- [PROBLEM]
Copy out the entries in full and with complete accuracy; pictures are excluded.
* BEGIN EXTRACTED INFORMATION *
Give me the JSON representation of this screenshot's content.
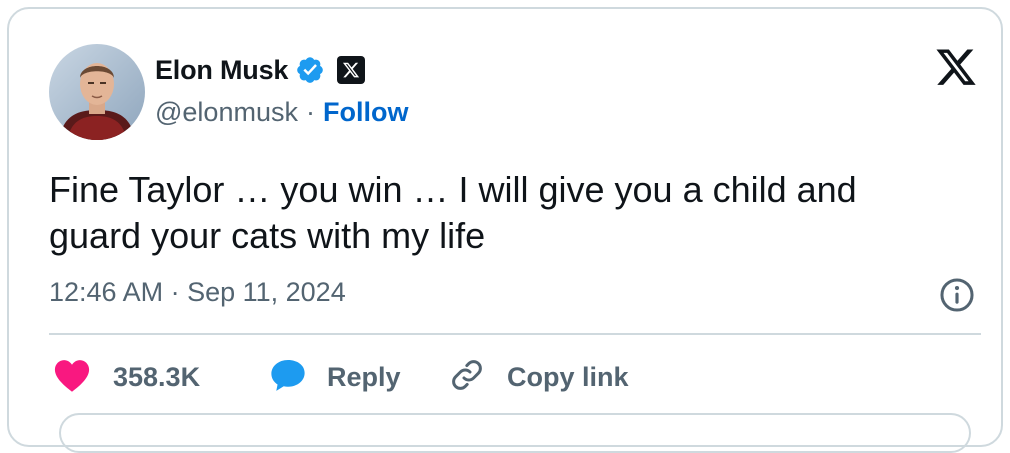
{
  "author": {
    "name": "Elon Musk",
    "handle": "@elonmusk",
    "separator": "·",
    "follow_label": "Follow"
  },
  "tweet": {
    "text": "Fine Taylor … you win … I will give you a child and guard your cats with my life",
    "timestamp": "12:46 AM · Sep 11, 2024"
  },
  "actions": {
    "like_count": "358.3K",
    "reply_label": "Reply",
    "copy_link_label": "Copy link"
  },
  "colors": {
    "verified_blue": "#1d9bf0",
    "follow_blue": "#0066cc",
    "like_pink": "#f91880",
    "reply_blue": "#1d9bf0",
    "secondary_text": "#536471",
    "border": "#cfd9de"
  },
  "icons": {
    "verified": "verified-badge-icon",
    "x_affiliation": "x-affiliation-badge-icon",
    "x_logo": "x-logo-icon",
    "info": "info-icon",
    "like": "heart-icon",
    "reply": "speech-bubble-icon",
    "copy_link": "link-icon"
  }
}
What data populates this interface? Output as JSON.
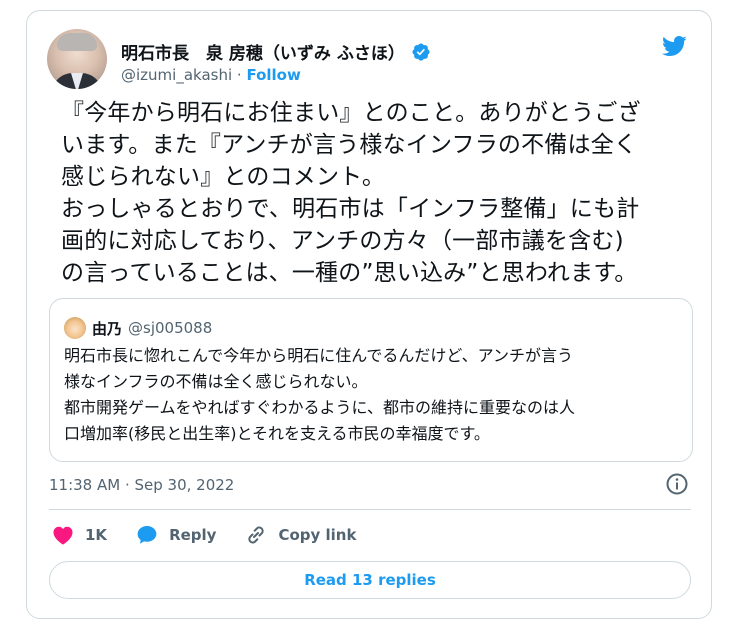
{
  "author": {
    "display_name": "明石市長　泉 房穂（いずみ ふさほ）",
    "handle": "@izumi_akashi",
    "separator": " · ",
    "follow_label": "Follow"
  },
  "tweet": {
    "text": "『今年から明石にお住まい』とのこと。ありがとうござ\nいます。また『アンチが言う様なインフラの不備は全く\n感じられない』とのコメント。\nおっしゃるとおりで、明石市は「インフラ整備」にも計\n画的に対応しており、アンチの方々（一部市議を含む)\nの言っていることは、一種の”思い込み”と思われます。"
  },
  "quoted": {
    "name": "由乃",
    "handle": "@sj005088",
    "text": "明石市長に惚れこんで今年から明石に住んでるんだけど、アンチが言う\n様なインフラの不備は全く感じられない。\n都市開発ゲームをやればすぐわかるように、都市の維持に重要なのは人\n口増加率(移民と出生率)とそれを支える市民の幸福度です。"
  },
  "timestamp": "11:38 AM · Sep 30, 2022",
  "actions": {
    "like_count": "1K",
    "reply_label": "Reply",
    "copy_label": "Copy link"
  },
  "read_replies_label": "Read 13 replies",
  "colors": {
    "accent": "#1d9bf0",
    "like": "#f91880",
    "muted": "#536471",
    "border": "#cfd9de"
  },
  "icons": {
    "brand": "twitter-bird-icon",
    "verified": "verified-badge-icon",
    "info": "info-icon",
    "like": "heart-icon",
    "reply": "speech-bubble-icon",
    "copy": "link-icon"
  }
}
* END EXTRACTED INFORMATION *
- [RESULT OF THIS TASK]
Give me the JSON representation of this screenshot's content.
{
  "author": {
    "name": "Elon Musk",
    "handle": "@elonmusk",
    "separator": "·",
    "follow_label": "Follow"
  },
  "tweet": {
    "text": "Fine Taylor … you win … I will give you a child and guard your cats with my life",
    "timestamp": "12:46 AM · Sep 11, 2024"
  },
  "actions": {
    "like_count": "358.3K",
    "reply_label": "Reply",
    "copy_link_label": "Copy link"
  },
  "colors": {
    "verified_blue": "#1d9bf0",
    "follow_blue": "#0066cc",
    "like_pink": "#f91880",
    "reply_blue": "#1d9bf0",
    "secondary_text": "#536471",
    "border": "#cfd9de"
  },
  "icons": {
    "verified": "verified-badge-icon",
    "x_affiliation": "x-affiliation-badge-icon",
    "x_logo": "x-logo-icon",
    "info": "info-icon",
    "like": "heart-icon",
    "reply": "speech-bubble-icon",
    "copy_link": "link-icon"
  }
}
What data populates this interface? Output as JSON.
{
  "author": {
    "display_name": "明石市長　泉 房穂（いずみ ふさほ）",
    "handle": "@izumi_akashi",
    "separator": " · ",
    "follow_label": "Follow"
  },
  "tweet": {
    "text": "『今年から明石にお住まい』とのこと。ありがとうござ\nいます。また『アンチが言う様なインフラの不備は全く\n感じられない』とのコメント。\nおっしゃるとおりで、明石市は「インフラ整備」にも計\n画的に対応しており、アンチの方々（一部市議を含む)\nの言っていることは、一種の”思い込み”と思われます。"
  },
  "quoted": {
    "name": "由乃",
    "handle": "@sj005088",
    "text": "明石市長に惚れこんで今年から明石に住んでるんだけど、アンチが言う\n様なインフラの不備は全く感じられない。\n都市開発ゲームをやればすぐわかるように、都市の維持に重要なのは人\n口増加率(移民と出生率)とそれを支える市民の幸福度です。"
  },
  "timestamp": "11:38 AM · Sep 30, 2022",
  "actions": {
    "like_count": "1K",
    "reply_label": "Reply",
    "copy_label": "Copy link"
  },
  "read_replies_label": "Read 13 replies",
  "colors": {
    "accent": "#1d9bf0",
    "like": "#f91880",
    "muted": "#536471",
    "border": "#cfd9de"
  },
  "icons": {
    "brand": "twitter-bird-icon",
    "verified": "verified-badge-icon",
    "info": "info-icon",
    "like": "heart-icon",
    "reply": "speech-bubble-icon",
    "copy": "link-icon"
  }
}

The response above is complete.